## Aim
In the data, extract each line that holds the string "text".
——————————
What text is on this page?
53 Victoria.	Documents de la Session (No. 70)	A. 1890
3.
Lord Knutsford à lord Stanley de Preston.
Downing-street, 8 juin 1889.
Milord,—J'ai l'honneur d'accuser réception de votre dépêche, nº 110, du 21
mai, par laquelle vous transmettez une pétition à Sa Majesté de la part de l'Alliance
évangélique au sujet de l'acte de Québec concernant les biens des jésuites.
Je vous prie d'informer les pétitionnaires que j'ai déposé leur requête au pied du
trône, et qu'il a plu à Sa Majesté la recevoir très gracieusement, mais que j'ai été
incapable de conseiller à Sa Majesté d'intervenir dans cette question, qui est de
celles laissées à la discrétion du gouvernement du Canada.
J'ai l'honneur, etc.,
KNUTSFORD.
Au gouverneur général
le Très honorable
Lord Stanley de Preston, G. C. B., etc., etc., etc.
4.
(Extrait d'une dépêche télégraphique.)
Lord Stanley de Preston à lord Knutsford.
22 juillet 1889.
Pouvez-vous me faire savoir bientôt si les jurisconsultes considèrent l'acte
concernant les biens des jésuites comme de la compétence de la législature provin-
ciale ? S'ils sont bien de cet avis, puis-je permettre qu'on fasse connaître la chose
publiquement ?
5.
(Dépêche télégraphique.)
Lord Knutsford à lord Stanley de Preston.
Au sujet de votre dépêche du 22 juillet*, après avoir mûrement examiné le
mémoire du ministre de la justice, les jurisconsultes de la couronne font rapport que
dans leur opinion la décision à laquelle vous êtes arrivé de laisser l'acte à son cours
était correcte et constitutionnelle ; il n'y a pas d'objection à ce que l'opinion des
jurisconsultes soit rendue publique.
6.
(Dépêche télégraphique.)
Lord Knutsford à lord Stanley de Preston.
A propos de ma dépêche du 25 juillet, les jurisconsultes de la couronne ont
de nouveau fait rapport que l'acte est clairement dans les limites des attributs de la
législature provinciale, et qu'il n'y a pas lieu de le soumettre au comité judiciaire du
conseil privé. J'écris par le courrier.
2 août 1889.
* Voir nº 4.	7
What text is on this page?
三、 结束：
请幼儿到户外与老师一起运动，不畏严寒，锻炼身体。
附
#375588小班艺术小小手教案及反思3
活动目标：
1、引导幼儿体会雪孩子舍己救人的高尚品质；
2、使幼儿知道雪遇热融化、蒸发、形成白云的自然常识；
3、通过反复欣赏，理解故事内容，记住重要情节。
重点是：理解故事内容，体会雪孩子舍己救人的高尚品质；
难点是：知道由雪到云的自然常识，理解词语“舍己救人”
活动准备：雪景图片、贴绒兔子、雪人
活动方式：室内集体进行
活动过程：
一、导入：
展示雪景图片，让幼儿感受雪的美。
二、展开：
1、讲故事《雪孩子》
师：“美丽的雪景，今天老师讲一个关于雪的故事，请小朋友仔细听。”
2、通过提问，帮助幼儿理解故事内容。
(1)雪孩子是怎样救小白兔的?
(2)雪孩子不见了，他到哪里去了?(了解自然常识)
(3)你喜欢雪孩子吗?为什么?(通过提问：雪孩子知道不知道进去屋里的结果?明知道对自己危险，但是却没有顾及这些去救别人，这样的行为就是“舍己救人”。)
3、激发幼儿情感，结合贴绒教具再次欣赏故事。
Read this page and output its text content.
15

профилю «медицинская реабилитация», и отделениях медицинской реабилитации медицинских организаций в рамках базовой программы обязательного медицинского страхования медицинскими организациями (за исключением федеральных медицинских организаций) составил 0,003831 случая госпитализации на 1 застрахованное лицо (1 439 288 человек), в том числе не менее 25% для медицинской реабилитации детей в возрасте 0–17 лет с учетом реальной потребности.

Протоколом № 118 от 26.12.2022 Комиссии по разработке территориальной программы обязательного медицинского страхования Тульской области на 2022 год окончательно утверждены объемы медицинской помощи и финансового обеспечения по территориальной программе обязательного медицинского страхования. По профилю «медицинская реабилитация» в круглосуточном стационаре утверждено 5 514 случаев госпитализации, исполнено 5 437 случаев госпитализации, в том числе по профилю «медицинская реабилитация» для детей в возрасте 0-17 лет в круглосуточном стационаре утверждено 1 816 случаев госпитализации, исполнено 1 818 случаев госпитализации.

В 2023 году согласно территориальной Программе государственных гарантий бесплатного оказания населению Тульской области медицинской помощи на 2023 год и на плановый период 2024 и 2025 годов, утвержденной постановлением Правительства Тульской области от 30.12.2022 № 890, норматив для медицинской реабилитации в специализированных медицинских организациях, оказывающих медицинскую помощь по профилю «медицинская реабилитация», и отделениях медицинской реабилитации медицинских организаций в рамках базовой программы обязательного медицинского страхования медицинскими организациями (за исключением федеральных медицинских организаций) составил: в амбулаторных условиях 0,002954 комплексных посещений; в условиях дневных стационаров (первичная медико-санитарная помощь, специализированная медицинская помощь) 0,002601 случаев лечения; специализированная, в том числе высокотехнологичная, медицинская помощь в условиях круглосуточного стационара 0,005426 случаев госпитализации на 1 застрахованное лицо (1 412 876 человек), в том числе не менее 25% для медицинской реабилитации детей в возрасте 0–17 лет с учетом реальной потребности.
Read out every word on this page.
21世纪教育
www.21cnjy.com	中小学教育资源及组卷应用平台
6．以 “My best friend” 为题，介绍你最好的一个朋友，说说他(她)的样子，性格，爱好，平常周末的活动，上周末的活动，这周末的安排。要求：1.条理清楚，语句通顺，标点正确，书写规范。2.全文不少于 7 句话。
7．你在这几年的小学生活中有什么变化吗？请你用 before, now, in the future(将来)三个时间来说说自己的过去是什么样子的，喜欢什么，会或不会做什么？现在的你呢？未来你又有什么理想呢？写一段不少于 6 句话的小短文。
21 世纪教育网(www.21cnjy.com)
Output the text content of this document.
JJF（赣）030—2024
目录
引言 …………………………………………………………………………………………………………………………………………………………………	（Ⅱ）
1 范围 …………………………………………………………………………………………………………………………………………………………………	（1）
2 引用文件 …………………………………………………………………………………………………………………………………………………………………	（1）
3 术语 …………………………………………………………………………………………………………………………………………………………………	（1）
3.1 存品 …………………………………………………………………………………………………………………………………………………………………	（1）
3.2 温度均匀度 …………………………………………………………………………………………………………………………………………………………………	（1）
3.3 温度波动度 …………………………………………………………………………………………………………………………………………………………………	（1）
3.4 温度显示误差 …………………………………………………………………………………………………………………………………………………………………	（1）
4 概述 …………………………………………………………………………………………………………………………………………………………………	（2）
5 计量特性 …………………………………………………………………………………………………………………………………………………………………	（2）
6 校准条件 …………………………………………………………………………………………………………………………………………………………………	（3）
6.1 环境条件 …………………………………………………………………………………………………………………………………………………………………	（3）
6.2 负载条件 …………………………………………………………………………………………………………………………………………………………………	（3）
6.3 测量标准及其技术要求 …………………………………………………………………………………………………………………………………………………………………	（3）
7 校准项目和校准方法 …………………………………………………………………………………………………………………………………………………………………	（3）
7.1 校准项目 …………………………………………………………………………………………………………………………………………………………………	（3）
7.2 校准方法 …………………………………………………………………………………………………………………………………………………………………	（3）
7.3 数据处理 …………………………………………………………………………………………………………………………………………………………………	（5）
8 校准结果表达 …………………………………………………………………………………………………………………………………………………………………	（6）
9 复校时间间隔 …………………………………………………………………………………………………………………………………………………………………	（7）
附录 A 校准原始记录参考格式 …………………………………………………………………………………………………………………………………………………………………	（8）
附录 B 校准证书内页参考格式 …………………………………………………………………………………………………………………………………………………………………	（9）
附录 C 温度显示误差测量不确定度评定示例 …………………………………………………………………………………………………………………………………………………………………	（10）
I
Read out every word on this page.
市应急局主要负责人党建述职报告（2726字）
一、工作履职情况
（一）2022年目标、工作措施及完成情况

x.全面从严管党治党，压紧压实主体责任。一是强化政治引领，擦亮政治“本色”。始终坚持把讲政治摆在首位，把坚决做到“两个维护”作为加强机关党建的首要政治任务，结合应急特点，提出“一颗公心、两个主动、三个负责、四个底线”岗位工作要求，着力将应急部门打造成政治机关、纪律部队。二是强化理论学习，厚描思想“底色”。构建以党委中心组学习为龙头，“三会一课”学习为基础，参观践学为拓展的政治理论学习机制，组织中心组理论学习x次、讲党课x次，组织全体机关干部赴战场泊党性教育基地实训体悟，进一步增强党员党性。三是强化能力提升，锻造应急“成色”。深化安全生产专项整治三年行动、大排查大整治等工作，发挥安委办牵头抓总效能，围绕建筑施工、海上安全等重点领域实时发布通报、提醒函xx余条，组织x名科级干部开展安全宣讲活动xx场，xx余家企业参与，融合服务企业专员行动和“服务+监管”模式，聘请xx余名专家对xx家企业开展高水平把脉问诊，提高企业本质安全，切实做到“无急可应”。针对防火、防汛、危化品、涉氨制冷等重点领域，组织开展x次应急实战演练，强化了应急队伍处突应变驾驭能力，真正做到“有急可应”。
——————————
## Written reply
What text is on this page?
What text is on this page?
Read this page and output its text content.
Output the text content of this document.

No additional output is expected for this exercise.